* **OBJECTIVE**:
In the data, extract each line that holds the string "founder".

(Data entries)
** start **
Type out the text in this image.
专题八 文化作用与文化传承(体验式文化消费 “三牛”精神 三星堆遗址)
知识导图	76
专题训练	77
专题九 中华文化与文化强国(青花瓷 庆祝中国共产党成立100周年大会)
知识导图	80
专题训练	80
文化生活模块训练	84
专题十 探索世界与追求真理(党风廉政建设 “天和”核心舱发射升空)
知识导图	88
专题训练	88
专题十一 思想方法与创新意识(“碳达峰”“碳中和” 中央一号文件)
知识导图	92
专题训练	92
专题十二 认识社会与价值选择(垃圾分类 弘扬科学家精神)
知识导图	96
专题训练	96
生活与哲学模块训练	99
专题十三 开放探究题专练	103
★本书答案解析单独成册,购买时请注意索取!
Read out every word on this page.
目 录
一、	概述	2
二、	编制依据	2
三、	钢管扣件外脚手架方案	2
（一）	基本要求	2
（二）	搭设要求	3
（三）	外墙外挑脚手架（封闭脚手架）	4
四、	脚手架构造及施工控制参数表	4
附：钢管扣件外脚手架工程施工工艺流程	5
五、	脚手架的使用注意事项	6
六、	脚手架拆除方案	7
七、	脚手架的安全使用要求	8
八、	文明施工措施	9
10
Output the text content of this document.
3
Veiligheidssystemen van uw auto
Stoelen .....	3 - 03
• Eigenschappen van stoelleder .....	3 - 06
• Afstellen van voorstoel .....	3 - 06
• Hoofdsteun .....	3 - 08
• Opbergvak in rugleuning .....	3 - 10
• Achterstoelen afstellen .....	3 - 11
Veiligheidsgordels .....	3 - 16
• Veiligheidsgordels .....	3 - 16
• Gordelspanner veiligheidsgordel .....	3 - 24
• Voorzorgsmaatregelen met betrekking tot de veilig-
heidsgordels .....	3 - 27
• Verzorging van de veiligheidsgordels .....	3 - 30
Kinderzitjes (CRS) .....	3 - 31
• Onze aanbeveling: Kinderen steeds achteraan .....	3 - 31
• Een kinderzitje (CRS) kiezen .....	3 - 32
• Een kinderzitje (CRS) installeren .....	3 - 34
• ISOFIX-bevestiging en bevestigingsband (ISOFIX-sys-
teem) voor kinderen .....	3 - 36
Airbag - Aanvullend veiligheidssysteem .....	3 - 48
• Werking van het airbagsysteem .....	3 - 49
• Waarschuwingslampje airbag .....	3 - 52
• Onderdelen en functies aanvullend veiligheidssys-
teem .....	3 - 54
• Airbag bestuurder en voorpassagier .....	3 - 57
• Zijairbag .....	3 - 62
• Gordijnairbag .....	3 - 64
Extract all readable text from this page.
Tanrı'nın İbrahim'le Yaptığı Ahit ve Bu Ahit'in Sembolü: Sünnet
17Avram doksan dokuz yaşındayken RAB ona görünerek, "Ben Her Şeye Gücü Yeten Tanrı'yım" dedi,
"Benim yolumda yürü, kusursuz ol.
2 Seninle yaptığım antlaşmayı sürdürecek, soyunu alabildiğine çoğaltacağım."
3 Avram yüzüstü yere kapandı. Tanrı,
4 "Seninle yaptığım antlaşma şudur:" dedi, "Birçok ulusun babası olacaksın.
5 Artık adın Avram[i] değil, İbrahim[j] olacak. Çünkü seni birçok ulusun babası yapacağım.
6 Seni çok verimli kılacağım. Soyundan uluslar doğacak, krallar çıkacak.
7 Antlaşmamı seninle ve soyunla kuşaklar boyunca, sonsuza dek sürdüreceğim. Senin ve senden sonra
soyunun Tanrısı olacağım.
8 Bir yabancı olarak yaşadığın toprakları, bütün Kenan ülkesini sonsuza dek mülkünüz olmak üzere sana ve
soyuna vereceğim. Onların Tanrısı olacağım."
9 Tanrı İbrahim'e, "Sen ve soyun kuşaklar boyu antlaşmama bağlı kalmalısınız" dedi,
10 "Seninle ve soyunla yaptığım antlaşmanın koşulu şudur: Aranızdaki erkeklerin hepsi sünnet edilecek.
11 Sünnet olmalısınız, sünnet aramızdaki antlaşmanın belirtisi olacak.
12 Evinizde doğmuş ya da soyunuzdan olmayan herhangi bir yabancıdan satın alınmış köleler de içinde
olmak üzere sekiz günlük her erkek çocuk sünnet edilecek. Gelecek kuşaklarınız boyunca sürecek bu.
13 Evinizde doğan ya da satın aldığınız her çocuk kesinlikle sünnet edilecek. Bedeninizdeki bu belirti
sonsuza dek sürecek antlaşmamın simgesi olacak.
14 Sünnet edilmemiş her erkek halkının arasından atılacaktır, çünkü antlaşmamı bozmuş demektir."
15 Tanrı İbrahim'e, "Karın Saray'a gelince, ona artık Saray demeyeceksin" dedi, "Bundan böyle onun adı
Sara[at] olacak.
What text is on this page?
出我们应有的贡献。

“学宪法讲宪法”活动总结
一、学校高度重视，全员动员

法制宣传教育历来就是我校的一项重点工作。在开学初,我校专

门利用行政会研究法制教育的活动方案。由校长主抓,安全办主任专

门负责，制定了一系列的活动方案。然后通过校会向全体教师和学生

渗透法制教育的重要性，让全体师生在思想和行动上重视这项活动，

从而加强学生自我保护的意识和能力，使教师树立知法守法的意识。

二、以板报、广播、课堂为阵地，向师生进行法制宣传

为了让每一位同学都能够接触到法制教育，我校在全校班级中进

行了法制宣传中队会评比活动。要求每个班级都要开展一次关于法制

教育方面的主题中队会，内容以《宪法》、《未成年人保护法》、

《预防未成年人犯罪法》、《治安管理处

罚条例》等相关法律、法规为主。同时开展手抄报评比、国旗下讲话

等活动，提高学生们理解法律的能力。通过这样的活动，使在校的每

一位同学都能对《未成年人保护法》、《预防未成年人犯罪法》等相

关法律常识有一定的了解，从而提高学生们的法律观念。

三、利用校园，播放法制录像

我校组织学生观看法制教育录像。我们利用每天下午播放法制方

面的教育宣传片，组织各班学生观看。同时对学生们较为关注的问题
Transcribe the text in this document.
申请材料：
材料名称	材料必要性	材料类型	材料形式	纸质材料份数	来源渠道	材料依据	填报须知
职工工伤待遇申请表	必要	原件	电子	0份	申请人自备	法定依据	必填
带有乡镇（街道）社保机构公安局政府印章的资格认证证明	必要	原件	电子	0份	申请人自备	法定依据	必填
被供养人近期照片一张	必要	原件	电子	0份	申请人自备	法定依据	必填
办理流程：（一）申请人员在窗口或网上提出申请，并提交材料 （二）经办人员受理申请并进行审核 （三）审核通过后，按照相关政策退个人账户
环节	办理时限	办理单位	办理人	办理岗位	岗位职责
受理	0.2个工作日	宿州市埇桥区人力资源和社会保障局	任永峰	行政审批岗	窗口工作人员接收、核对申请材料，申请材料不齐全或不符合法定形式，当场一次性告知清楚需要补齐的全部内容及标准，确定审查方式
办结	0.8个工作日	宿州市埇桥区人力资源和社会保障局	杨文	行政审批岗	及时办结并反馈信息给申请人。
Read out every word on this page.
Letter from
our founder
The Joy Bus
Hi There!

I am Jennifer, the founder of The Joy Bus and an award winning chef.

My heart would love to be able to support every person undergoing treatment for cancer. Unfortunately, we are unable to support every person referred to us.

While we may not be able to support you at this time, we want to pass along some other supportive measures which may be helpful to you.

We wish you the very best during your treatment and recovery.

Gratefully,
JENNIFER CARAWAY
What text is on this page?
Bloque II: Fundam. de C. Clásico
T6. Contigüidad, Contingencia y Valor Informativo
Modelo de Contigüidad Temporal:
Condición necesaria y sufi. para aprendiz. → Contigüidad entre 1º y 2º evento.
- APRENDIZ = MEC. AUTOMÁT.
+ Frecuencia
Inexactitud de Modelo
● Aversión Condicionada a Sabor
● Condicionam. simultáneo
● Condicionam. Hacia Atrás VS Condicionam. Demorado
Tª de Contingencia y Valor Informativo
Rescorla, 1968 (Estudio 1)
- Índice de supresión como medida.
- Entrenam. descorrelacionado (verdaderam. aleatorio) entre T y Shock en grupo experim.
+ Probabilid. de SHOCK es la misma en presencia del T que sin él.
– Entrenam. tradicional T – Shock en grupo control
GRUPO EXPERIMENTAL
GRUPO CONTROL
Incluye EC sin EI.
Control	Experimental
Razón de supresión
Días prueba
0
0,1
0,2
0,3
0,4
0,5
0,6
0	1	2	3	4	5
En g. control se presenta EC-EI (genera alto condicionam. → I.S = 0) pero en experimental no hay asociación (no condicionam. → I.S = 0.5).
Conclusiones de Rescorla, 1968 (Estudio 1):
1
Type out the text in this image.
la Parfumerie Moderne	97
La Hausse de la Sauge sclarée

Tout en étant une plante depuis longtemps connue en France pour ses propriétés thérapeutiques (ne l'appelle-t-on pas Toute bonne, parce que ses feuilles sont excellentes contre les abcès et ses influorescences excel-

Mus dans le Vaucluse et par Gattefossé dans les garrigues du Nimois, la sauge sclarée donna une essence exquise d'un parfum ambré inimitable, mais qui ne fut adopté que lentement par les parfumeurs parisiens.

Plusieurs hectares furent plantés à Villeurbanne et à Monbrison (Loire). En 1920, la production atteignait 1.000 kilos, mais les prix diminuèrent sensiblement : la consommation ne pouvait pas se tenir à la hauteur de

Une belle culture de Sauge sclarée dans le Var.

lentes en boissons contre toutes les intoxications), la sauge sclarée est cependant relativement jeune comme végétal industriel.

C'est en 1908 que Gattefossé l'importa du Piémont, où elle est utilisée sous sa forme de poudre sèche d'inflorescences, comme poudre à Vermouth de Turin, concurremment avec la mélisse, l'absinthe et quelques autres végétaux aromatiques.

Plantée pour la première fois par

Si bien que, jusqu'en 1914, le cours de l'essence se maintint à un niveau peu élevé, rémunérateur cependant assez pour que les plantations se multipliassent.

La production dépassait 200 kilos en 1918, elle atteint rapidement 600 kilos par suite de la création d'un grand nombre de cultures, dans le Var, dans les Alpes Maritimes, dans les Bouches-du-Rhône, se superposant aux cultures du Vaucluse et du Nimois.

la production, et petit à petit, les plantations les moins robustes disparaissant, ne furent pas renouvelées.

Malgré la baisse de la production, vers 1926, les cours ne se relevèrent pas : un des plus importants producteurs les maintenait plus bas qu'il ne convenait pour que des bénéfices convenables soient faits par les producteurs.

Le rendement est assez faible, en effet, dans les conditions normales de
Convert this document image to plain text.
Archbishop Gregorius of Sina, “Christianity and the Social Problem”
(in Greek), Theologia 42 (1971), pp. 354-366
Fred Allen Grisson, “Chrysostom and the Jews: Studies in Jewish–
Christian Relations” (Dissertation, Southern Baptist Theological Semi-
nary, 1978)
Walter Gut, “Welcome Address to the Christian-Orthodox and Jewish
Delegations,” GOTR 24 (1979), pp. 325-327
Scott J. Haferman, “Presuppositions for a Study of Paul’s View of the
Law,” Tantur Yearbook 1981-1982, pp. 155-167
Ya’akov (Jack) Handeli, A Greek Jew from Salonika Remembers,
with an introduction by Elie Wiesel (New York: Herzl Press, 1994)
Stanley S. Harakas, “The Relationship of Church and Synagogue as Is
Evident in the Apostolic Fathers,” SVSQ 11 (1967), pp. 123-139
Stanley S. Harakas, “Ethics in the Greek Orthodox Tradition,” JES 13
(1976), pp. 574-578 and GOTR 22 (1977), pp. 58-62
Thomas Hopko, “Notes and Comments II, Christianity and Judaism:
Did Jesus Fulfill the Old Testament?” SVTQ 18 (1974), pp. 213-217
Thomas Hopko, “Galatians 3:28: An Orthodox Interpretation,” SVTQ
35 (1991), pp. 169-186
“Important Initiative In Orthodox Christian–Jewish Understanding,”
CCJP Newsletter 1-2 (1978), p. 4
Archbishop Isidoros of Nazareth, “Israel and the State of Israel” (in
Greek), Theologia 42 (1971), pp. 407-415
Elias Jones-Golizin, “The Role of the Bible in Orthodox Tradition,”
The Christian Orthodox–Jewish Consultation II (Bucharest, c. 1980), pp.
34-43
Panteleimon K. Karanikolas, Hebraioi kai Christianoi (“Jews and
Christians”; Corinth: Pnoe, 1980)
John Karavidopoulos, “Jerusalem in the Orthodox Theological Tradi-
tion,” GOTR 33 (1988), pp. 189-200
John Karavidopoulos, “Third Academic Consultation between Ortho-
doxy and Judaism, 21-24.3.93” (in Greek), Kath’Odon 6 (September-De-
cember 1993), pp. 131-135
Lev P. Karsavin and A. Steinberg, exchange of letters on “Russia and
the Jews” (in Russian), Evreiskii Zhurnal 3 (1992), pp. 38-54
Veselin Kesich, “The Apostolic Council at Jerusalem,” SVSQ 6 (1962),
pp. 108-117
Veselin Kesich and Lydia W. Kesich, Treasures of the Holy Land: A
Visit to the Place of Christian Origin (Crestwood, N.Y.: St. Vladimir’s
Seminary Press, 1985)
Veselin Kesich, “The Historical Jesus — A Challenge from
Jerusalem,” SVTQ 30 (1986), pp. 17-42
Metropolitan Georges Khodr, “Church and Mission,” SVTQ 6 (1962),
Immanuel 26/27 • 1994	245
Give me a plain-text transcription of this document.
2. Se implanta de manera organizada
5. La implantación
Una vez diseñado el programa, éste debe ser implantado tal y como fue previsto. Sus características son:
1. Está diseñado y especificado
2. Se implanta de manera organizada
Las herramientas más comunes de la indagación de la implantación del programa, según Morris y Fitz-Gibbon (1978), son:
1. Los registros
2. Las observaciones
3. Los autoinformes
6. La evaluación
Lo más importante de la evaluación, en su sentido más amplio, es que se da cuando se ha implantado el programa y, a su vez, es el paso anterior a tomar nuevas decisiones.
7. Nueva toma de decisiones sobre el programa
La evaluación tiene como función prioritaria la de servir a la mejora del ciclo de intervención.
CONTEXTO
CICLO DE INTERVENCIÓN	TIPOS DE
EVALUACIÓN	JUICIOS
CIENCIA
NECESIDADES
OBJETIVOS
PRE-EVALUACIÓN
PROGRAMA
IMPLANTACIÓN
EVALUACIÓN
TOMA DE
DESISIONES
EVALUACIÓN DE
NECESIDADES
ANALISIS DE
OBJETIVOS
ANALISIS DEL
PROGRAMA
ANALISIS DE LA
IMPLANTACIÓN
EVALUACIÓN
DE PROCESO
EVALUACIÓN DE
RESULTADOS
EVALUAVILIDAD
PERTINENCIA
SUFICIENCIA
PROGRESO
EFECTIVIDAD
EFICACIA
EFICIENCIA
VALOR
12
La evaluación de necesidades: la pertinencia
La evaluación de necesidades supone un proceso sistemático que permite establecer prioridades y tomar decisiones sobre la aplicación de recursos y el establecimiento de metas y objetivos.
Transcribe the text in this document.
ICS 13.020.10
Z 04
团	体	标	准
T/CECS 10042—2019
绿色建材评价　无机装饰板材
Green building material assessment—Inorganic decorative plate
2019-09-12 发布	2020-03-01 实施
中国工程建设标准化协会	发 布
** end **
* **SOLVED EXERCISE**:
our founder
I am Jennifer, the founder of The Joy Bus and an award winning chef.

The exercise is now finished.